* TO DO
Go over the entries below line by line, copying each one that contains the word "name".

* AVAILABLE RECORDS
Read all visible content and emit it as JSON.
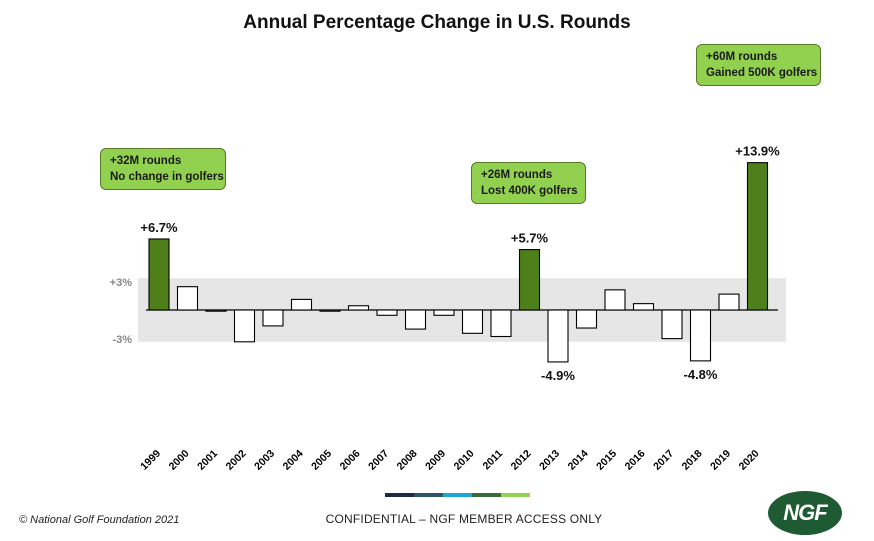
{
  "colors": {
    "highlight_bar": "#4e7f1a",
    "normal_bar": "#ffffff",
    "band": "#e6e6e6",
    "callout": "#92d050",
    "logo": "#1e5a32",
    "stripe": [
      "#1f2a44",
      "#2e5468",
      "#1ba6d4",
      "#3a6b3a",
      "#92d050"
    ]
  },
  "chart_data": {
    "type": "bar",
    "title": "Annual Percentage Change in U.S. Rounds",
    "categories": [
      "1999",
      "2000",
      "2001",
      "2002",
      "2003",
      "2004",
      "2005",
      "2006",
      "2007",
      "2008",
      "2009",
      "2010",
      "2011",
      "2012",
      "2013",
      "2014",
      "2015",
      "2016",
      "2017",
      "2018",
      "2019",
      "2020"
    ],
    "values": [
      6.7,
      2.2,
      -0.1,
      -3.0,
      -1.5,
      1.0,
      0.0,
      0.4,
      -0.5,
      -1.8,
      -0.5,
      -2.2,
      -2.5,
      5.7,
      -4.9,
      -1.7,
      1.9,
      0.6,
      -2.7,
      -4.8,
      1.5,
      13.9
    ],
    "highlighted": [
      "1999",
      "2012",
      "2020"
    ],
    "band": {
      "from": -3,
      "to": 3,
      "labels": [
        "+3%",
        "-3%"
      ]
    },
    "data_labels": [
      {
        "category": "1999",
        "text": "+6.7%"
      },
      {
        "category": "2012",
        "text": "+5.7%"
      },
      {
        "category": "2013",
        "text": "-4.9%"
      },
      {
        "category": "2018",
        "text": "-4.8%"
      },
      {
        "category": "2020",
        "text": "+13.9%"
      }
    ],
    "annotations": [
      {
        "category": "1999",
        "lines": [
          "+32M rounds",
          "No change in golfers"
        ]
      },
      {
        "category": "2012",
        "lines": [
          "+26M rounds",
          "Lost 400K golfers"
        ]
      },
      {
        "category": "2020",
        "lines": [
          "+60M rounds",
          "Gained 500K golfers"
        ]
      }
    ],
    "xlabel": "",
    "ylabel": "",
    "grid": false
  },
  "footer": {
    "copyright": "© National Golf Foundation 2021",
    "confidential": "CONFIDENTIAL – NGF MEMBER ACCESS ONLY",
    "logo_text": "NGF"
  }
}
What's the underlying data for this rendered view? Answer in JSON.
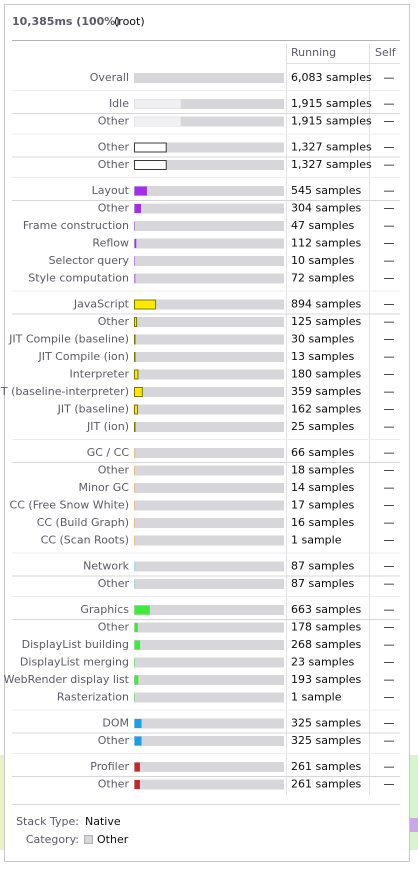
{
  "header": {
    "duration": "10,385ms (100%)",
    "name": "(root)"
  },
  "columns": {
    "running": "Running",
    "self": "Self"
  },
  "overall": {
    "label": "Overall",
    "samples": 6083,
    "samples_label": "6,083 samples",
    "self": "—",
    "color": "#d7d7db"
  },
  "categories": [
    {
      "label": "Idle",
      "samples": 1915,
      "samples_label": "1,915 samples",
      "self": "—",
      "color": "#f0f0f2",
      "subcategories": [
        {
          "label": "Other",
          "samples": 1915,
          "samples_label": "1,915 samples",
          "self": "—"
        }
      ]
    },
    {
      "label": "Other",
      "samples": 1327,
      "samples_label": "1,327 samples",
      "self": "—",
      "color": "#ffffff",
      "border": "#38383d",
      "subcategories": [
        {
          "label": "Other",
          "samples": 1327,
          "samples_label": "1,327 samples",
          "self": "—"
        }
      ]
    },
    {
      "label": "Layout",
      "samples": 545,
      "samples_label": "545 samples",
      "self": "—",
      "color": "#9f2fe8",
      "subcategories": [
        {
          "label": "Other",
          "samples": 304,
          "samples_label": "304 samples",
          "self": "—"
        },
        {
          "label": "Frame construction",
          "samples": 47,
          "samples_label": "47 samples",
          "self": "—"
        },
        {
          "label": "Reflow",
          "samples": 112,
          "samples_label": "112 samples",
          "self": "—"
        },
        {
          "label": "Selector query",
          "samples": 10,
          "samples_label": "10 samples",
          "self": "—"
        },
        {
          "label": "Style computation",
          "samples": 72,
          "samples_label": "72 samples",
          "self": "—"
        }
      ]
    },
    {
      "label": "JavaScript",
      "samples": 894,
      "samples_label": "894 samples",
      "self": "—",
      "color": "#ffe900",
      "border": "#7a7a00",
      "subcategories": [
        {
          "label": "Other",
          "samples": 125,
          "samples_label": "125 samples",
          "self": "—"
        },
        {
          "label": "JIT Compile (baseline)",
          "samples": 30,
          "samples_label": "30 samples",
          "self": "—"
        },
        {
          "label": "JIT Compile (ion)",
          "samples": 13,
          "samples_label": "13 samples",
          "self": "—"
        },
        {
          "label": "Interpreter",
          "samples": 180,
          "samples_label": "180 samples",
          "self": "—"
        },
        {
          "label": "JIT (baseline-interpreter)",
          "samples": 359,
          "samples_label": "359 samples",
          "self": "—"
        },
        {
          "label": "JIT (baseline)",
          "samples": 162,
          "samples_label": "162 samples",
          "self": "—"
        },
        {
          "label": "JIT (ion)",
          "samples": 25,
          "samples_label": "25 samples",
          "self": "—"
        }
      ]
    },
    {
      "label": "GC / CC",
      "samples": 66,
      "samples_label": "66 samples",
      "self": "—",
      "color": "#ffa436",
      "subcategories": [
        {
          "label": "Other",
          "samples": 18,
          "samples_label": "18 samples",
          "self": "—"
        },
        {
          "label": "Minor GC",
          "samples": 14,
          "samples_label": "14 samples",
          "self": "—"
        },
        {
          "label": "CC (Free Snow White)",
          "samples": 17,
          "samples_label": "17 samples",
          "self": "—"
        },
        {
          "label": "CC (Build Graph)",
          "samples": 16,
          "samples_label": "16 samples",
          "self": "—"
        },
        {
          "label": "CC (Scan Roots)",
          "samples": 1,
          "samples_label": "1 sample",
          "self": "—"
        }
      ]
    },
    {
      "label": "Network",
      "samples": 87,
      "samples_label": "87 samples",
      "self": "—",
      "color": "#8ae6f5",
      "subcategories": [
        {
          "label": "Other",
          "samples": 87,
          "samples_label": "87 samples",
          "self": "—"
        }
      ]
    },
    {
      "label": "Graphics",
      "samples": 663,
      "samples_label": "663 samples",
      "self": "—",
      "color": "#3ceb3c",
      "subcategories": [
        {
          "label": "Other",
          "samples": 178,
          "samples_label": "178 samples",
          "self": "—"
        },
        {
          "label": "DisplayList building",
          "samples": 268,
          "samples_label": "268 samples",
          "self": "—"
        },
        {
          "label": "DisplayList merging",
          "samples": 23,
          "samples_label": "23 samples",
          "self": "—"
        },
        {
          "label": "WebRender display list",
          "samples": 193,
          "samples_label": "193 samples",
          "self": "—"
        },
        {
          "label": "Rasterization",
          "samples": 1,
          "samples_label": "1 sample",
          "self": "—"
        }
      ]
    },
    {
      "label": "DOM",
      "samples": 325,
      "samples_label": "325 samples",
      "self": "—",
      "color": "#1a9fe8",
      "subcategories": [
        {
          "label": "Other",
          "samples": 325,
          "samples_label": "325 samples",
          "self": "—"
        }
      ]
    },
    {
      "label": "Profiler",
      "samples": 261,
      "samples_label": "261 samples",
      "self": "—",
      "color": "#c1272d",
      "subcategories": [
        {
          "label": "Other",
          "samples": 261,
          "samples_label": "261 samples",
          "self": "—"
        }
      ]
    }
  ],
  "footer": {
    "stack_type_label": "Stack Type:",
    "stack_type": "Native",
    "category_label": "Category:",
    "category": "Other"
  }
}
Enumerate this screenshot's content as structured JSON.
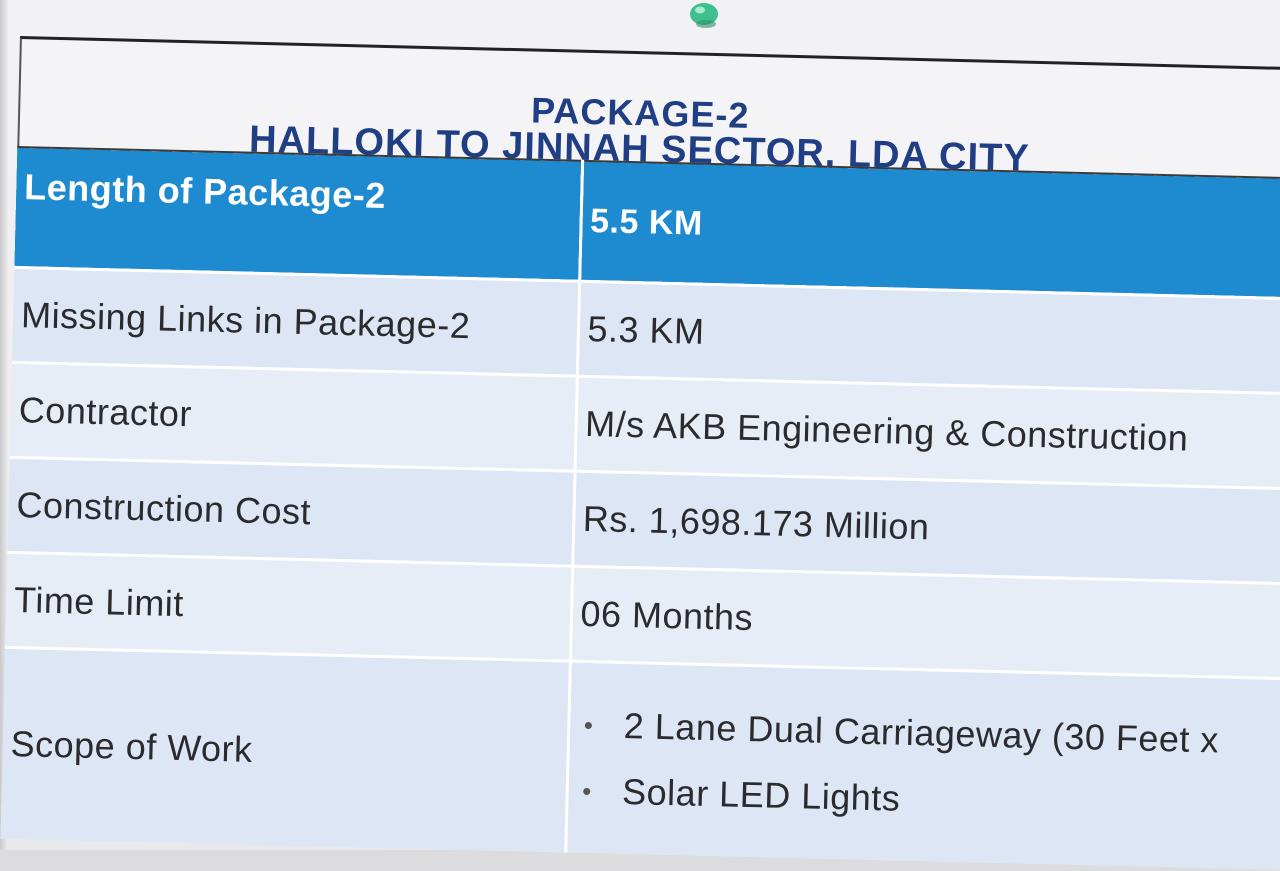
{
  "title": {
    "line1": "PACKAGE-2",
    "line2": "HALLOKI TO JINNAH SECTOR, LDA CITY"
  },
  "rows": [
    {
      "label": "Length of Package-2",
      "value": "5.5 KM"
    },
    {
      "label": "Missing Links in Package-2",
      "value": "5.3 KM"
    },
    {
      "label": "Contractor",
      "value": "M/s AKB Engineering & Construction"
    },
    {
      "label": "Construction Cost",
      "value": "Rs. 1,698.173 Million"
    },
    {
      "label": "Time Limit",
      "value": "06 Months"
    },
    {
      "label": "Scope of Work",
      "items": [
        "2 Lane Dual Carriageway (30 Feet x",
        "Solar LED Lights"
      ]
    }
  ],
  "bullet": "•",
  "colors": {
    "header_blue": "#1e8bd0",
    "title_navy": "#1f3e84",
    "row_light": "#dce6f4",
    "row_lighter": "#e6edf7"
  },
  "icons": [
    "pushpin-icon"
  ]
}
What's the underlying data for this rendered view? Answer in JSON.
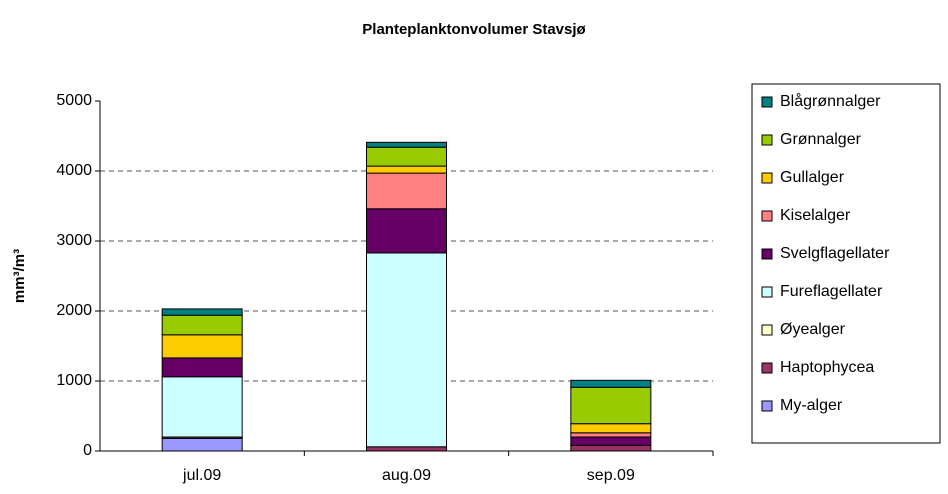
{
  "chart_data": {
    "type": "stacked_bar",
    "title": "Planteplanktonvolumer Stavsjø",
    "y_label": "mm³/m³",
    "categories": [
      "jul.09",
      "aug.09",
      "sep.09"
    ],
    "series": [
      {
        "name": "My-alger",
        "color": "#9999ff",
        "values": [
          180,
          0,
          0
        ]
      },
      {
        "name": "Haptophycea",
        "color": "#993366",
        "values": [
          20,
          60,
          80
        ]
      },
      {
        "name": "Øyealger",
        "color": "#ffffcc",
        "values": [
          0,
          0,
          0
        ]
      },
      {
        "name": "Fureflagellater",
        "color": "#ccffff",
        "values": [
          860,
          2770,
          0
        ]
      },
      {
        "name": "Svelgflagellater",
        "color": "#660066",
        "values": [
          270,
          630,
          120
        ]
      },
      {
        "name": "Kiselalger",
        "color": "#ff8080",
        "values": [
          0,
          510,
          60
        ]
      },
      {
        "name": "Gullalger",
        "color": "#ffcc00",
        "values": [
          330,
          100,
          130
        ]
      },
      {
        "name": "Grønnalger",
        "color": "#99cc00",
        "values": [
          280,
          270,
          520
        ]
      },
      {
        "name": "Blågrønnalger",
        "color": "#008080",
        "values": [
          90,
          70,
          100
        ]
      }
    ],
    "ylim": [
      0,
      5000
    ],
    "yticks": [
      0,
      1000,
      2000,
      3000,
      4000,
      5000
    ],
    "grid": true
  }
}
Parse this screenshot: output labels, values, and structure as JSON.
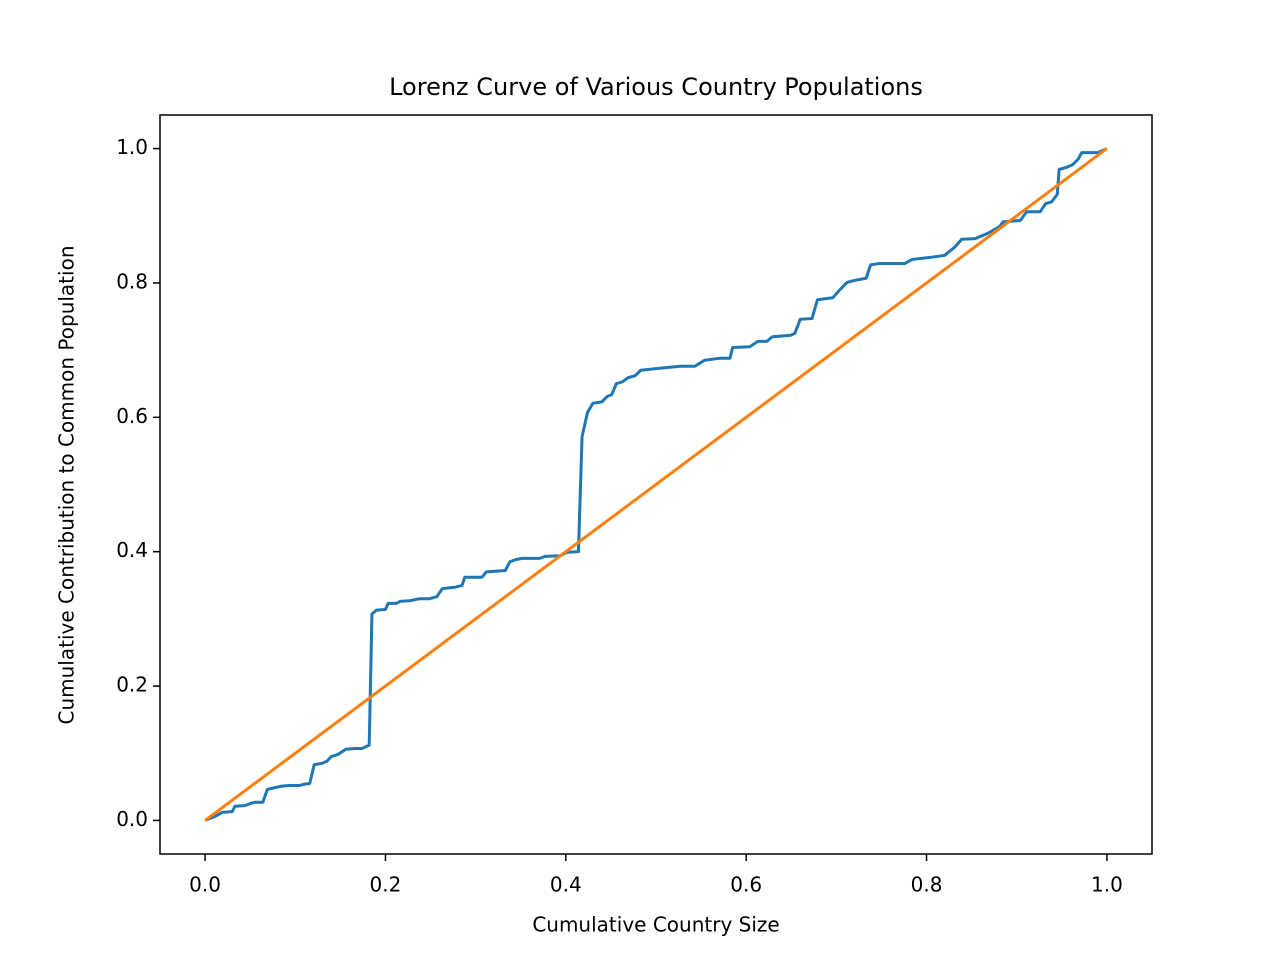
{
  "chart_data": {
    "type": "line",
    "title": "Lorenz Curve of Various Country Populations",
    "xlabel": "Cumulative Country Size",
    "ylabel": "Cumulative Contribution to Common Population",
    "xlim": [
      -0.05,
      1.05
    ],
    "ylim": [
      -0.05,
      1.05
    ],
    "xticks": [
      {
        "value": 0,
        "label": "0.0"
      },
      0.2,
      0.4,
      0.6,
      0.8,
      {
        "value": 1,
        "label": "1.0"
      }
    ],
    "yticks": [
      {
        "value": 0,
        "label": "0.0"
      },
      0.2,
      0.4,
      0.6,
      0.8,
      {
        "value": 1,
        "label": "1.0"
      }
    ],
    "grid": false,
    "series": [
      {
        "color": "#1f77b4",
        "x": [
          0,
          0.011,
          0.019,
          0.03,
          0.033,
          0.044,
          0.05,
          0.055,
          0.064,
          0.069,
          0.078,
          0.085,
          0.094,
          0.105,
          0.11,
          0.116,
          0.121,
          0.13,
          0.135,
          0.14,
          0.147,
          0.156,
          0.166,
          0.174,
          0.182,
          0.185,
          0.19,
          0.2,
          0.203,
          0.212,
          0.216,
          0.227,
          0.238,
          0.249,
          0.257,
          0.263,
          0.277,
          0.285,
          0.288,
          0.307,
          0.312,
          0.333,
          0.338,
          0.344,
          0.351,
          0.371,
          0.377,
          0.394,
          0.401,
          0.414,
          0.418,
          0.424,
          0.43,
          0.44,
          0.446,
          0.451,
          0.456,
          0.463,
          0.469,
          0.477,
          0.483,
          0.504,
          0.527,
          0.543,
          0.554,
          0.571,
          0.582,
          0.585,
          0.604,
          0.613,
          0.623,
          0.629,
          0.649,
          0.654,
          0.66,
          0.673,
          0.679,
          0.696,
          0.704,
          0.712,
          0.721,
          0.733,
          0.738,
          0.748,
          0.776,
          0.784,
          0.804,
          0.82,
          0.831,
          0.839,
          0.854,
          0.868,
          0.881,
          0.885,
          0.904,
          0.911,
          0.926,
          0.932,
          0.939,
          0.945,
          0.947,
          0.955,
          0.962,
          0.968,
          0.972,
          0.99,
          1.0
        ],
        "values": [
          0,
          0.006,
          0.012,
          0.013,
          0.021,
          0.022,
          0.025,
          0.027,
          0.027,
          0.046,
          0.049,
          0.051,
          0.052,
          0.052,
          0.054,
          0.055,
          0.083,
          0.085,
          0.088,
          0.095,
          0.098,
          0.106,
          0.107,
          0.107,
          0.112,
          0.307,
          0.313,
          0.314,
          0.323,
          0.323,
          0.326,
          0.327,
          0.33,
          0.33,
          0.333,
          0.345,
          0.347,
          0.35,
          0.362,
          0.362,
          0.37,
          0.372,
          0.385,
          0.388,
          0.39,
          0.39,
          0.393,
          0.394,
          0.399,
          0.4,
          0.571,
          0.607,
          0.621,
          0.623,
          0.631,
          0.634,
          0.65,
          0.653,
          0.659,
          0.662,
          0.67,
          0.673,
          0.676,
          0.676,
          0.685,
          0.688,
          0.688,
          0.704,
          0.705,
          0.713,
          0.713,
          0.72,
          0.722,
          0.725,
          0.746,
          0.747,
          0.775,
          0.778,
          0.79,
          0.801,
          0.804,
          0.807,
          0.827,
          0.829,
          0.829,
          0.835,
          0.838,
          0.841,
          0.853,
          0.865,
          0.866,
          0.874,
          0.884,
          0.891,
          0.893,
          0.906,
          0.906,
          0.918,
          0.921,
          0.932,
          0.969,
          0.972,
          0.976,
          0.984,
          0.994,
          0.994,
          1.0
        ]
      },
      {
        "color": "#ff7f0e",
        "x": [
          0,
          1
        ],
        "values": [
          0,
          1
        ]
      }
    ]
  }
}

* EXERCISE ANSWER
    "name": "(root)"
        "name": "My-alger",
        "name": "Haptophycea",
        "name": "Øyealger",
        "name": "Fureflagellater",
        "name": "Svelgflagellater",
        "name": "Kiselalger",
        "name": "Gullalger",
        "name": "Grønnalger",
        "name": "Blågrønnalger",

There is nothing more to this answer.